◆ **Exercise goal**: Reproduce the following data verbatim, line for line.

◆ **Record list**:
════════════════════

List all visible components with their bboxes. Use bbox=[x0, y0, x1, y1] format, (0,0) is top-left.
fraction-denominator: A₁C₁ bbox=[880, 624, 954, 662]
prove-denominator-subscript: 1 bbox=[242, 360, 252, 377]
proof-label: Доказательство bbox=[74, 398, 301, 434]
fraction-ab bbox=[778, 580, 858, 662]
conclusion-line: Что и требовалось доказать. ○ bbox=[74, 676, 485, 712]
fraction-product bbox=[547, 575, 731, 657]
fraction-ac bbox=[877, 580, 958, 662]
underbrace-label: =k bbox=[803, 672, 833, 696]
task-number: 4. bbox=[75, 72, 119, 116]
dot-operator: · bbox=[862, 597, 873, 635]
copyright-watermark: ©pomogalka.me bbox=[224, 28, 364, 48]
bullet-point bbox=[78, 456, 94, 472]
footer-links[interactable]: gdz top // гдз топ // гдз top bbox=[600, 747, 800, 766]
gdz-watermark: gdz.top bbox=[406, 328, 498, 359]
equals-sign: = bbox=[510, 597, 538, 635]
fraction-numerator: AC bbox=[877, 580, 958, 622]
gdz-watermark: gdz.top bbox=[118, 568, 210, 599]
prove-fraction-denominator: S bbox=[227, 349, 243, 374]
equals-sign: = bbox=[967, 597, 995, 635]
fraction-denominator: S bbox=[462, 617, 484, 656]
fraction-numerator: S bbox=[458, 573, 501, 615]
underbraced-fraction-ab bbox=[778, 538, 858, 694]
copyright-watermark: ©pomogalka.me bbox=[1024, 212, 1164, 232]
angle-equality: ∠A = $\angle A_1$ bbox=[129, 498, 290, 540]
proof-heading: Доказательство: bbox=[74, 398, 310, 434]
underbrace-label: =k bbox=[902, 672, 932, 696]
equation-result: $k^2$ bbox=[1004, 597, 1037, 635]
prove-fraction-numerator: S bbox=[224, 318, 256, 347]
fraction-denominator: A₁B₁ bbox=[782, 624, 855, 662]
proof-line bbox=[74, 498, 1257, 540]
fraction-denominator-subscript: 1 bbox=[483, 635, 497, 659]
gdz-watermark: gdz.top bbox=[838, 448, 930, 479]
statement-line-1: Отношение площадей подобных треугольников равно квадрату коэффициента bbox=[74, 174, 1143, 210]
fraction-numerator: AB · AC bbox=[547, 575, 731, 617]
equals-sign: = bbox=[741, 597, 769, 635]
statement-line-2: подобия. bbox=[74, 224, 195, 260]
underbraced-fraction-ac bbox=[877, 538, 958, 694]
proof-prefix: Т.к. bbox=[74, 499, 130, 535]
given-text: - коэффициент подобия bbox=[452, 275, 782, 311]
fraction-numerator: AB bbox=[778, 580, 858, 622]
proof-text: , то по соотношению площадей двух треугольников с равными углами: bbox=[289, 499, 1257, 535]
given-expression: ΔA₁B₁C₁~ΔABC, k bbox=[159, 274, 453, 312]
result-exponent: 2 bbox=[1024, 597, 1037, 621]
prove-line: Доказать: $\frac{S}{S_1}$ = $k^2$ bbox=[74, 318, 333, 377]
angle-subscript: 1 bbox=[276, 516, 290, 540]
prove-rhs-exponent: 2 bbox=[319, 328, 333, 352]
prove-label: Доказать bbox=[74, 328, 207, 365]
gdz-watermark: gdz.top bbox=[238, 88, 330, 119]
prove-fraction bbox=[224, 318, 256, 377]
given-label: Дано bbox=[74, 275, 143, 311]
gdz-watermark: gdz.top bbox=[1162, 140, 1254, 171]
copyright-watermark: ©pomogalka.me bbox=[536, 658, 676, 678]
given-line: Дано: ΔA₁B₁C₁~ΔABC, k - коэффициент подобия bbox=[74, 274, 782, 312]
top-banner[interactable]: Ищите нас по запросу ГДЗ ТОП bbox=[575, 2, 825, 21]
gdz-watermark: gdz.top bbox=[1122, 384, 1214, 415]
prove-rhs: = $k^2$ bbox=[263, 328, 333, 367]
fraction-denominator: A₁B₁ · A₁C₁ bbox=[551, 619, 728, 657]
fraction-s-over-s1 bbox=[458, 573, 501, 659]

════════════════════

◆ **Correct output**:
List all visible components with their bboxes. Use bbox=[x0, y0, x1, y1] format, (0,0) is top-left.
fraction-denominator: A₁C₁ bbox=[880, 624, 954, 662]
prove-denominator-subscript: 1 bbox=[242, 360, 252, 377]
proof-label: Доказательство bbox=[74, 398, 301, 434]
fraction-ab bbox=[778, 580, 858, 662]
conclusion-line: Что и требовалось доказать. ○ bbox=[74, 676, 485, 712]
fraction-product bbox=[547, 575, 731, 657]
fraction-ac bbox=[877, 580, 958, 662]
underbrace-label: =k bbox=[803, 672, 833, 696]
task-number: 4. bbox=[75, 72, 119, 116]
dot-operator: · bbox=[862, 597, 873, 635]
copyright-watermark: ©pomogalka.me bbox=[224, 28, 364, 48]
bullet-point bbox=[78, 456, 94, 472]
footer-links[interactable]: gdz top // гдз топ // гдз top bbox=[600, 747, 800, 766]
gdz-watermark: gdz.top bbox=[406, 328, 498, 359]
equals-sign: = bbox=[510, 597, 538, 635]
fraction-numerator: AC bbox=[877, 580, 958, 622]
gdz-watermark: gdz.top bbox=[118, 568, 210, 599]
prove-fraction-denominator: S bbox=[227, 349, 243, 374]
equals-sign: = bbox=[967, 597, 995, 635]
fraction-denominator: S bbox=[462, 617, 484, 656]
fraction-numerator: S bbox=[458, 573, 501, 615]
underbraced-fraction-ab bbox=[778, 538, 858, 694]
copyright-watermark: ©pomogalka.me bbox=[1024, 212, 1164, 232]
angle-equality: ∠A = $\angle A_1$ bbox=[129, 498, 290, 540]
proof-heading: Доказательство: bbox=[74, 398, 310, 434]
underbrace-label: =k bbox=[902, 672, 932, 696]
equation-result: $k^2$ bbox=[1004, 597, 1037, 635]
prove-fraction-numerator: S bbox=[224, 318, 256, 347]
fraction-denominator: A₁B₁ bbox=[782, 624, 855, 662]
proof-line bbox=[74, 498, 1257, 540]
fraction-denominator-subscript: 1 bbox=[483, 635, 497, 659]
gdz-watermark: gdz.top bbox=[838, 448, 930, 479]
statement-line-1: Отношение площадей подобных треугольников равно квадрату коэффициента bbox=[74, 174, 1143, 210]
fraction-numerator: AB · AC bbox=[547, 575, 731, 617]
equals-sign: = bbox=[741, 597, 769, 635]
statement-line-2: подобия. bbox=[74, 224, 195, 260]
underbraced-fraction-ac bbox=[877, 538, 958, 694]
proof-prefix: Т.к. bbox=[74, 499, 130, 535]
given-text: - коэффициент подобия bbox=[452, 275, 782, 311]
fraction-numerator: AB bbox=[778, 580, 858, 622]
proof-text: , то по соотношению площадей двух треугольников с равными углами: bbox=[289, 499, 1257, 535]
given-expression: ΔA₁B₁C₁~ΔABC, k bbox=[159, 274, 453, 312]
result-exponent: 2 bbox=[1024, 597, 1037, 621]
prove-line: Доказать: $\frac{S}{S_1}$ = $k^2$ bbox=[74, 318, 333, 377]
angle-subscript: 1 bbox=[276, 516, 290, 540]
prove-rhs-exponent: 2 bbox=[319, 328, 333, 352]
prove-label: Доказать bbox=[74, 328, 207, 365]
gdz-watermark: gdz.top bbox=[238, 88, 330, 119]
prove-fraction bbox=[224, 318, 256, 377]
given-label: Дано bbox=[74, 275, 143, 311]
gdz-watermark: gdz.top bbox=[1162, 140, 1254, 171]
copyright-watermark: ©pomogalka.me bbox=[536, 658, 676, 678]
given-line: Дано: ΔA₁B₁C₁~ΔABC, k - коэффициент подобия bbox=[74, 274, 782, 312]
top-banner[interactable]: Ищите нас по запросу ГДЗ ТОП bbox=[575, 2, 825, 21]
gdz-watermark: gdz.top bbox=[1122, 384, 1214, 415]
prove-rhs: = $k^2$ bbox=[263, 328, 333, 367]
fraction-denominator: A₁B₁ · A₁C₁ bbox=[551, 619, 728, 657]
fraction-s-over-s1 bbox=[458, 573, 501, 659]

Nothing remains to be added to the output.